(Items from a data source)
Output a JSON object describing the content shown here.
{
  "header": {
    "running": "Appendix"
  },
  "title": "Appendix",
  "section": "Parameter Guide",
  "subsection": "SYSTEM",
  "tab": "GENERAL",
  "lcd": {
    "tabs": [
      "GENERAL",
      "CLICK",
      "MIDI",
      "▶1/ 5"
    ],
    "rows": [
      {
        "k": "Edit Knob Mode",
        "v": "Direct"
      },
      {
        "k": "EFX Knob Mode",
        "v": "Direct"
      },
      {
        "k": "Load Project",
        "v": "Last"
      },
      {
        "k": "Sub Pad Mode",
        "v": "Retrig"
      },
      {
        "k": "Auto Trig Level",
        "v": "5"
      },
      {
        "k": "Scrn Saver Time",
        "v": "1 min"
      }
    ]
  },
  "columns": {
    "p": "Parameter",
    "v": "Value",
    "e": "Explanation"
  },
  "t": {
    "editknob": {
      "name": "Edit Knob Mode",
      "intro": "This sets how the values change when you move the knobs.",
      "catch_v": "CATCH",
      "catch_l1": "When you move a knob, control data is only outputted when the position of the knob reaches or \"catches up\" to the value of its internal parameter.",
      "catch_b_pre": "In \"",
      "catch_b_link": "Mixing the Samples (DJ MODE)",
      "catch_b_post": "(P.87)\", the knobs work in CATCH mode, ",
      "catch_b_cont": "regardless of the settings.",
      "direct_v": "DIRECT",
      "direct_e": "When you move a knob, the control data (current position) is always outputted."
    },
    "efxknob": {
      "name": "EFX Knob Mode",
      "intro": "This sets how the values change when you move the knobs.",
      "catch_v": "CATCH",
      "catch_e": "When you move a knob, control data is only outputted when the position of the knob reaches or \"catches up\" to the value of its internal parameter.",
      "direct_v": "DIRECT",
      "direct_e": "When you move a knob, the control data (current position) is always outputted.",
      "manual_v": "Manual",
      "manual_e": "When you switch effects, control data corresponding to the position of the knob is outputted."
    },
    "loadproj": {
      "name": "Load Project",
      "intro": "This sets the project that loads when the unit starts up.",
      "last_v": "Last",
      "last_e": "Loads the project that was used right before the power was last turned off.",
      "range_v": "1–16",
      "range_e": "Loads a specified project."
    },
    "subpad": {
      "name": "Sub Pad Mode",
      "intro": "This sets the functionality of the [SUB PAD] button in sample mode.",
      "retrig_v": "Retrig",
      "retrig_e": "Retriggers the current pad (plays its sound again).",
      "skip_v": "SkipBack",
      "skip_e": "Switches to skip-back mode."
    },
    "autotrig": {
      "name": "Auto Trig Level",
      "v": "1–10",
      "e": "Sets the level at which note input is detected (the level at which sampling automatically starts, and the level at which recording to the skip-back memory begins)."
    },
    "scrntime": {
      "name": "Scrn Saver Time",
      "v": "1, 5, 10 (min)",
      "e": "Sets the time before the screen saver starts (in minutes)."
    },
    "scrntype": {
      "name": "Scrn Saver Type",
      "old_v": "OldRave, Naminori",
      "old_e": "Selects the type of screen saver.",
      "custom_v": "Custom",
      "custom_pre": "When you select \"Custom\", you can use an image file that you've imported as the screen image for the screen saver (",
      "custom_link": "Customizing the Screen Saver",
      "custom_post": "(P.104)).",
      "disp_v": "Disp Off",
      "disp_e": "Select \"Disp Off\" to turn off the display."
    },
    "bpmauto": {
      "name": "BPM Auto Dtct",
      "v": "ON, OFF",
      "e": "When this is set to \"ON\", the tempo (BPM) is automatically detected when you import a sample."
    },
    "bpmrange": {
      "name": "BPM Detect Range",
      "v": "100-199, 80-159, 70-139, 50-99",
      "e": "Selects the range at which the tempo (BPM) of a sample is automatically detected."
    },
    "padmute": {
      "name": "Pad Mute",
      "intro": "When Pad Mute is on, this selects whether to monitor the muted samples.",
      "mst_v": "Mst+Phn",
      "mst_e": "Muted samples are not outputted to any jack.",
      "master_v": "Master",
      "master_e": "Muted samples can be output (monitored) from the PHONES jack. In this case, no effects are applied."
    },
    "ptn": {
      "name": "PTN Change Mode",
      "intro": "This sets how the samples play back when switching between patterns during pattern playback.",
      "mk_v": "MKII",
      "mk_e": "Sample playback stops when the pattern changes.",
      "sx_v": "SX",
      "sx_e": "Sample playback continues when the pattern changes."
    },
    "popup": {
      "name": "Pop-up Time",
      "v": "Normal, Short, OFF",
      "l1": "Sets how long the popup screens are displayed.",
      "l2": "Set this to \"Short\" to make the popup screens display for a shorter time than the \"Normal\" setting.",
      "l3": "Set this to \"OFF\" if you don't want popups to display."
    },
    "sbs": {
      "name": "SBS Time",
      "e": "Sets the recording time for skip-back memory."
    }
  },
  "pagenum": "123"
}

◆ **Task details**: Select the lines in this material that hold the word "outputted", leaving none out.

◆ **Task answer**:
      "catch_l1": "When you move a knob, control data is only outputted when the position of the knob reaches or \"catches up\" to the value of its internal parameter.",
      "direct_e": "When you move a knob, the control data (current position) is always outputted."
      "catch_e": "When you move a knob, control data is only outputted when the position of the knob reaches or \"catches up\" to the value of its internal parameter.",
      "direct_e": "When you move a knob, the control data (current position) is always outputted.",
      "manual_e": "When you switch effects, control data corresponding to the position of the knob is outputted."
      "mst_e": "Muted samples are not outputted to any jack.",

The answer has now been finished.